*What the exercise asks:* Please rewrite the lines of these records as a numbered list, leaving out any blank lines.
■ ■ ■ ■ ■
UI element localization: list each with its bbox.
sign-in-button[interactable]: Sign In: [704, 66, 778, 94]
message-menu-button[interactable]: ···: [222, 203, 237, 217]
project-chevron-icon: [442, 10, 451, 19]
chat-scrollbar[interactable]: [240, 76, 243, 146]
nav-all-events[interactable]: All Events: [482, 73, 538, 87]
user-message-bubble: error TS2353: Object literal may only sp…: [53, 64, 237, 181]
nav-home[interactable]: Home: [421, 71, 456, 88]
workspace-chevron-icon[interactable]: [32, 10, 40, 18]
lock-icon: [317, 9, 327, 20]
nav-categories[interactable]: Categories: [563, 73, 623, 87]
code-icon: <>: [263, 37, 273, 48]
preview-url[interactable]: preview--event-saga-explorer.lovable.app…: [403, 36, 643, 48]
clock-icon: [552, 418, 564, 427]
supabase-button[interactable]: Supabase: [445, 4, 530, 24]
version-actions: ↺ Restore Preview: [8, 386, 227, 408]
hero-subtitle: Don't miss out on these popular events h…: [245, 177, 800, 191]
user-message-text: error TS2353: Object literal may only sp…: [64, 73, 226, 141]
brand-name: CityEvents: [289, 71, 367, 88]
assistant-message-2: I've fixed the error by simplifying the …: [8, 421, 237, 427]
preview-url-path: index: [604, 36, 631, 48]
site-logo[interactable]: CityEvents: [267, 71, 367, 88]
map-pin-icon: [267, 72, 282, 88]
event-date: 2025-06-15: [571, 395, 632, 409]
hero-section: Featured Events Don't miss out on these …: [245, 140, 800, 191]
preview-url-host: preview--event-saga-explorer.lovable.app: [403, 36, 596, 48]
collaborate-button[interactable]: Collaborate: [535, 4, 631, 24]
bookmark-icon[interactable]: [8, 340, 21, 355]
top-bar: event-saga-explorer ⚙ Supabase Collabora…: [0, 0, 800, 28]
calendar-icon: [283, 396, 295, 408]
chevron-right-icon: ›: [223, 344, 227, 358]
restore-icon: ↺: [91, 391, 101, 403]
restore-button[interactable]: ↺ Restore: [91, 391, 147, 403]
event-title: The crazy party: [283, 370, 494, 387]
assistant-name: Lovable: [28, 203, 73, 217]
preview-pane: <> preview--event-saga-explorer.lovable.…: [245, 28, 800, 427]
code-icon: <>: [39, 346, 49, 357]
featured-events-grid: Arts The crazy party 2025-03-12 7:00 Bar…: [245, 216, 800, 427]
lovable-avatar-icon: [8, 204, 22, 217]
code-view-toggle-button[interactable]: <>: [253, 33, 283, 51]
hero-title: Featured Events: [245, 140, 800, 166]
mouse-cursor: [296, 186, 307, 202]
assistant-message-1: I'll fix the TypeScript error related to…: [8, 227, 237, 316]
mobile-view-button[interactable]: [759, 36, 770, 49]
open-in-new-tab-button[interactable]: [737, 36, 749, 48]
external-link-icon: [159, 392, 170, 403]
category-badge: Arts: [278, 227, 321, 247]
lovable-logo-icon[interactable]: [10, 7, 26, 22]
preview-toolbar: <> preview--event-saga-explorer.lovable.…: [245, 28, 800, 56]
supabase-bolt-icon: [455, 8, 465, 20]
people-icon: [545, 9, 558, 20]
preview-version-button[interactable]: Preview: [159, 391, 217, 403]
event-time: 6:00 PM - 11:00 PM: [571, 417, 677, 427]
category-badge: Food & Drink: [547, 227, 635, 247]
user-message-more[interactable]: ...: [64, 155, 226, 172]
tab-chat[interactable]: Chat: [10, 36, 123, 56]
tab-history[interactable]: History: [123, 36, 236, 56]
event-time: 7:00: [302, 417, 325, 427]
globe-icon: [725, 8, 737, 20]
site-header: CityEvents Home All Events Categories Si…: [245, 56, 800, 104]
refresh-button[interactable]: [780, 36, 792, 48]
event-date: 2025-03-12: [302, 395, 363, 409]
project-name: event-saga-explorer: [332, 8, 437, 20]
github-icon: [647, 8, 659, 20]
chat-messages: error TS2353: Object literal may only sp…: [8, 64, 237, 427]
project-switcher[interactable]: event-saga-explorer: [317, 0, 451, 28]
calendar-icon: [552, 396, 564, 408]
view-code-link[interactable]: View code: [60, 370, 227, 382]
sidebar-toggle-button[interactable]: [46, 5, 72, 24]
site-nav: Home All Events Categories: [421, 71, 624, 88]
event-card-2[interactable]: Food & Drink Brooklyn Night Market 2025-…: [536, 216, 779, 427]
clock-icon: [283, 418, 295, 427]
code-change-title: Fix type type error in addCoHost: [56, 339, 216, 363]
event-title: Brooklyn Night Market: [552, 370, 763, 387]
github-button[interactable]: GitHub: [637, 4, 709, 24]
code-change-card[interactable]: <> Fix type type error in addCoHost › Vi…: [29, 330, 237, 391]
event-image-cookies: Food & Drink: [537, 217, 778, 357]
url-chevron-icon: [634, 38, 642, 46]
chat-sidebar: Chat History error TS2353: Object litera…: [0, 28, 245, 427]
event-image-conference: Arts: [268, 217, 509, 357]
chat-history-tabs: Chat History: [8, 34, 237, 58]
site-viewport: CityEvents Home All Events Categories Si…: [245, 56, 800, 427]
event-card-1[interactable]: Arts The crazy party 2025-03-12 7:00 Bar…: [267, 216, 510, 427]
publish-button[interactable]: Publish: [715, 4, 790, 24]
■ ■ ■ ■ ■
*Full solution:*
1. UI element localization: list each with its bbox.
2. sign-in-button[interactable]: Sign In: [704, 66, 778, 94]
3. message-menu-button[interactable]: ···: [222, 203, 237, 217]
4. project-chevron-icon: [442, 10, 451, 19]
5. chat-scrollbar[interactable]: [240, 76, 243, 146]
6. nav-all-events[interactable]: All Events: [482, 73, 538, 87]
7. user-message-bubble: error TS2353: Object literal may only sp…: [53, 64, 237, 181]
8. nav-home[interactable]: Home: [421, 71, 456, 88]
9. workspace-chevron-icon[interactable]: [32, 10, 40, 18]
10. lock-icon: [317, 9, 327, 20]
11. nav-categories[interactable]: Categories: [563, 73, 623, 87]
12. code-icon: <>: [263, 37, 273, 48]
13. preview-url[interactable]: preview--event-saga-explorer.lovable.app…: [403, 36, 643, 48]
14. clock-icon: [552, 418, 564, 427]
15. supabase-button[interactable]: Supabase: [445, 4, 530, 24]
16. version-actions: ↺ Restore Preview: [8, 386, 227, 408]
17. hero-subtitle: Don't miss out on these popular events h…: [245, 177, 800, 191]
18. user-message-text: error TS2353: Object literal may only sp…: [64, 73, 226, 141]
19. brand-name: CityEvents: [289, 71, 367, 88]
20. assistant-message-2: I've fixed the error by simplifying the …: [8, 421, 237, 427]
21. preview-url-path: index: [604, 36, 631, 48]
22. site-logo[interactable]: CityEvents: [267, 71, 367, 88]
23. map-pin-icon: [267, 72, 282, 88]
24. event-date: 2025-06-15: [571, 395, 632, 409]
25. hero-section: Featured Events Don't miss out on these …: [245, 140, 800, 191]
26. preview-url-host: preview--event-saga-explorer.lovable.app: [403, 36, 596, 48]
27. collaborate-button[interactable]: Collaborate: [535, 4, 631, 24]
28. bookmark-icon[interactable]: [8, 340, 21, 355]
29. top-bar: event-saga-explorer ⚙ Supabase Collabora…: [0, 0, 800, 28]
30. calendar-icon: [283, 396, 295, 408]
31. chevron-right-icon: ›: [223, 344, 227, 358]
32. restore-icon: ↺: [91, 391, 101, 403]
33. restore-button[interactable]: ↺ Restore: [91, 391, 147, 403]
34. event-title: The crazy party: [283, 370, 494, 387]
35. assistant-name: Lovable: [28, 203, 73, 217]
36. preview-pane: <> preview--event-saga-explorer.lovable.…: [245, 28, 800, 427]
37. code-icon: <>: [39, 346, 49, 357]
38. featured-events-grid: Arts The crazy party 2025-03-12 7:00 Bar…: [245, 216, 800, 427]
39. lovable-avatar-icon: [8, 204, 22, 217]
40. code-view-toggle-button[interactable]: <>: [253, 33, 283, 51]
41. hero-title: Featured Events: [245, 140, 800, 166]
42. mouse-cursor: [296, 186, 307, 202]
43. assistant-message-1: I'll fix the TypeScript error related to…: [8, 227, 237, 316]
44. mobile-view-button[interactable]: [759, 36, 770, 49]
45. open-in-new-tab-button[interactable]: [737, 36, 749, 48]
46. external-link-icon: [159, 392, 170, 403]
47. category-badge: Arts: [278, 227, 321, 247]
48. lovable-logo-icon[interactable]: [10, 7, 26, 22]
49. preview-toolbar: <> preview--event-saga-explorer.lovable.…: [245, 28, 800, 56]
50. supabase-bolt-icon: [455, 8, 465, 20]
51. people-icon: [545, 9, 558, 20]
52. preview-version-button[interactable]: Preview: [159, 391, 217, 403]
53. event-time: 6:00 PM - 11:00 PM: [571, 417, 677, 427]
54. category-badge: Food & Drink: [547, 227, 635, 247]
55. user-message-more[interactable]: ...: [64, 155, 226, 172]
56. tab-chat[interactable]: Chat: [10, 36, 123, 56]
57. tab-history[interactable]: History: [123, 36, 236, 56]
58. event-time: 7:00: [302, 417, 325, 427]
59. globe-icon: [725, 8, 737, 20]
60. site-header: CityEvents Home All Events Categories Si…: [245, 56, 800, 104]
61. refresh-button[interactable]: [780, 36, 792, 48]
62. event-date: 2025-03-12: [302, 395, 363, 409]
63. project-name: event-saga-explorer: [332, 8, 437, 20]
64. github-icon: [647, 8, 659, 20]
65. chat-messages: error TS2353: Object literal may only sp…: [8, 64, 237, 427]
66. project-switcher[interactable]: event-saga-explorer: [317, 0, 451, 28]
67. calendar-icon: [552, 396, 564, 408]
68. view-code-link[interactable]: View code: [60, 370, 227, 382]
69. sidebar-toggle-button[interactable]: [46, 5, 72, 24]
70. site-nav: Home All Events Categories: [421, 71, 624, 88]
71. event-card-2[interactable]: Food & Drink Brooklyn Night Market 2025-…: [536, 216, 779, 427]
72. clock-icon: [283, 418, 295, 427]
73. code-change-title: Fix type type error in addCoHost: [56, 339, 216, 363]
74. event-title: Brooklyn Night Market: [552, 370, 763, 387]
75. github-button[interactable]: GitHub: [637, 4, 709, 24]
76. code-change-card[interactable]: <> Fix type type error in addCoHost › Vi…: [29, 330, 237, 391]
77. event-image-cookies: Food & Drink: [537, 217, 778, 357]
78. url-chevron-icon: [634, 38, 642, 46]
79. chat-sidebar: Chat History error TS2353: Object litera…: [0, 28, 245, 427]
80. event-image-conference: Arts: [268, 217, 509, 357]
81. chat-history-tabs: Chat History: [8, 34, 237, 58]
82. site-viewport: CityEvents Home All Events Categories Si…: [245, 56, 800, 427]
83. event-card-1[interactable]: Arts The crazy party 2025-03-12 7:00 Bar…: [267, 216, 510, 427]
84. publish-button[interactable]: Publish: [715, 4, 790, 24]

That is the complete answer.